• **Task statement**
Would you copy out the whole listing exactly as given?

• **Data section**
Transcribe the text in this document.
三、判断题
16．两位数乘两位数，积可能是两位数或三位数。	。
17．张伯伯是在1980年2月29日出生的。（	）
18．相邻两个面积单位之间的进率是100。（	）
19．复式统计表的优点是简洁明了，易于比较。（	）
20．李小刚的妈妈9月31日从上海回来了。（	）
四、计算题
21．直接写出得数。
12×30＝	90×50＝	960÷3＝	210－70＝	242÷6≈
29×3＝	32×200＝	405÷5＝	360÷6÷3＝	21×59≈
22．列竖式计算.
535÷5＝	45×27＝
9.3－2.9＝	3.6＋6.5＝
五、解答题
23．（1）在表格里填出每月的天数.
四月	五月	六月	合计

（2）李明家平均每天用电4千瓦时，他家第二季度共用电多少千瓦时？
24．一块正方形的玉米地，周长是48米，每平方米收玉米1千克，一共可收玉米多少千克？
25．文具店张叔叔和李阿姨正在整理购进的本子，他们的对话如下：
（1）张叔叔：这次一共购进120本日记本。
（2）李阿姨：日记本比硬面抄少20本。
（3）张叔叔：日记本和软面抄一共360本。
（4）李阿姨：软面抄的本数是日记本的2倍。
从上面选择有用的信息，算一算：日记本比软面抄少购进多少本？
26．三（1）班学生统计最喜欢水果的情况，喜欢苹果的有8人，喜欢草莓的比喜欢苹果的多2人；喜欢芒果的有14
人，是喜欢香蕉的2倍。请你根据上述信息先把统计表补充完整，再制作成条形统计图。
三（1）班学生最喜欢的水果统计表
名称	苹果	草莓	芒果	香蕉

• **Problem solution**
Transcribe the text in this document.
三、判断题
16．两位数乘两位数，积可能是两位数或三位数。	。
17．张伯伯是在1980年2月29日出生的。（	）
18．相邻两个面积单位之间的进率是100。（	）
19．复式统计表的优点是简洁明了，易于比较。（	）
20．李小刚的妈妈9月31日从上海回来了。（	）
四、计算题
21．直接写出得数。
12×30＝	90×50＝	960÷3＝	210－70＝	242÷6≈
29×3＝	32×200＝	405÷5＝	360÷6÷3＝	21×59≈
22．列竖式计算.
535÷5＝	45×27＝
9.3－2.9＝	3.6＋6.5＝
五、解答题
23．（1）在表格里填出每月的天数.
四月	五月	六月	合计

（2）李明家平均每天用电4千瓦时，他家第二季度共用电多少千瓦时？
24．一块正方形的玉米地，周长是48米，每平方米收玉米1千克，一共可收玉米多少千克？
25．文具店张叔叔和李阿姨正在整理购进的本子，他们的对话如下：
（1）张叔叔：这次一共购进120本日记本。
（2）李阿姨：日记本比硬面抄少20本。
（3）张叔叔：日记本和软面抄一共360本。
（4）李阿姨：软面抄的本数是日记本的2倍。
从上面选择有用的信息，算一算：日记本比软面抄少购进多少本？
26．三（1）班学生统计最喜欢水果的情况，喜欢苹果的有8人，喜欢草莓的比喜欢苹果的多2人；喜欢芒果的有14
人，是喜欢香蕉的2倍。请你根据上述信息先把统计表补充完整，再制作成条形统计图。
三（1）班学生最喜欢的水果统计表
名称	苹果	草莓	芒果	香蕉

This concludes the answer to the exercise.